» **Supplied material**
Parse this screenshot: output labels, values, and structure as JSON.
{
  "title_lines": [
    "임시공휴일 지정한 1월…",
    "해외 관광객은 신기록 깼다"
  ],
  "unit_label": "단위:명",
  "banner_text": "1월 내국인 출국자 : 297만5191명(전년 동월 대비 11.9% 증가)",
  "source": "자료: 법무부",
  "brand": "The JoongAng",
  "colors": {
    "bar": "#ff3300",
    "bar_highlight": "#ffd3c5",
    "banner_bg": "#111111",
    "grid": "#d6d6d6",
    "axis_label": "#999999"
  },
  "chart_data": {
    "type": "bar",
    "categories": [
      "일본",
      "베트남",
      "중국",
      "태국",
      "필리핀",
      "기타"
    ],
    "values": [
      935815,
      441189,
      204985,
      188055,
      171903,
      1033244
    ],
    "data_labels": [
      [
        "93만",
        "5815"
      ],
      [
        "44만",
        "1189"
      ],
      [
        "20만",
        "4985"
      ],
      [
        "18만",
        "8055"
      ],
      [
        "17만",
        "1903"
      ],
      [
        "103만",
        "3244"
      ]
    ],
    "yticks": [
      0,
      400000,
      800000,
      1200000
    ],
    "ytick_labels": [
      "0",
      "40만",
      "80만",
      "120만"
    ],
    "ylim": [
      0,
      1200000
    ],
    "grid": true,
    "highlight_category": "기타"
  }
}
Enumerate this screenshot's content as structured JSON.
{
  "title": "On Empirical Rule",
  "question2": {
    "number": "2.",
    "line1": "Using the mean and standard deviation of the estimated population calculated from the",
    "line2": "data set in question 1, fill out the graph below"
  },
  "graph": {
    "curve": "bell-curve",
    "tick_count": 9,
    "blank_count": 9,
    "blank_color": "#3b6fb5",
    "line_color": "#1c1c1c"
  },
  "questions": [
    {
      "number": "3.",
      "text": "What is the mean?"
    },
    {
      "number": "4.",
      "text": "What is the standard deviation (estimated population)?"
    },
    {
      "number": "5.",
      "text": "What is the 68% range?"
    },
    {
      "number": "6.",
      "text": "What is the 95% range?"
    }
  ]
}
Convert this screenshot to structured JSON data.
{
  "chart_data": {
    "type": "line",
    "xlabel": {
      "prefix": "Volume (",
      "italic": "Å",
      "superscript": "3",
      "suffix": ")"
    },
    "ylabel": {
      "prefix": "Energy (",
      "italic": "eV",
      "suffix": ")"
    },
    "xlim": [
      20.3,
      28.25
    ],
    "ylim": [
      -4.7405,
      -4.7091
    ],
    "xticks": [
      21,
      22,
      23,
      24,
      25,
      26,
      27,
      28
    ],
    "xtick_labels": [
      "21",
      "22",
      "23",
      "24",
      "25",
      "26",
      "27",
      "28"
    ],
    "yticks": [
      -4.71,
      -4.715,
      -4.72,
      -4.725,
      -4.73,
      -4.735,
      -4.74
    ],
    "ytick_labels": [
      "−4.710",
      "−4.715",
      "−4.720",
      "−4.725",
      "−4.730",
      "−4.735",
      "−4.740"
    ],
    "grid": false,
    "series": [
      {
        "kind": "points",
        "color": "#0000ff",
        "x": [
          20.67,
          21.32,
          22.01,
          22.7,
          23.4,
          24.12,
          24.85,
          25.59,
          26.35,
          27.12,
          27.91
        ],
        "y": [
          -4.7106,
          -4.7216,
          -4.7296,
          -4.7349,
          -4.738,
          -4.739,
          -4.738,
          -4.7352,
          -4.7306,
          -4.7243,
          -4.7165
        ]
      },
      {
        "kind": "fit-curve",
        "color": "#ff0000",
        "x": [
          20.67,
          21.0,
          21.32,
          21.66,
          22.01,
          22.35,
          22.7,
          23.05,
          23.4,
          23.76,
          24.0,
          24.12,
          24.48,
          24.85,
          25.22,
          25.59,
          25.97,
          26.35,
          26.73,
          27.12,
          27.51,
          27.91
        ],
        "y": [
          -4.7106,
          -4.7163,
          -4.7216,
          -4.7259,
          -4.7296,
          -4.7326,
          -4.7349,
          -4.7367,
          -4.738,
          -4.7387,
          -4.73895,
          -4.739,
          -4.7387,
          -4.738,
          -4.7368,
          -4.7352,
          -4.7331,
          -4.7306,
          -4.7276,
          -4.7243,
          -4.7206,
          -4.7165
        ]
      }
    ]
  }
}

» **Problem to work on**
Show the lines from the data above that contain the string "JSON".

» **The output**
Parse this screenshot: output labels, values, and structure as JSON.
Enumerate this screenshot's content as structured JSON.
Convert this screenshot to structured JSON data.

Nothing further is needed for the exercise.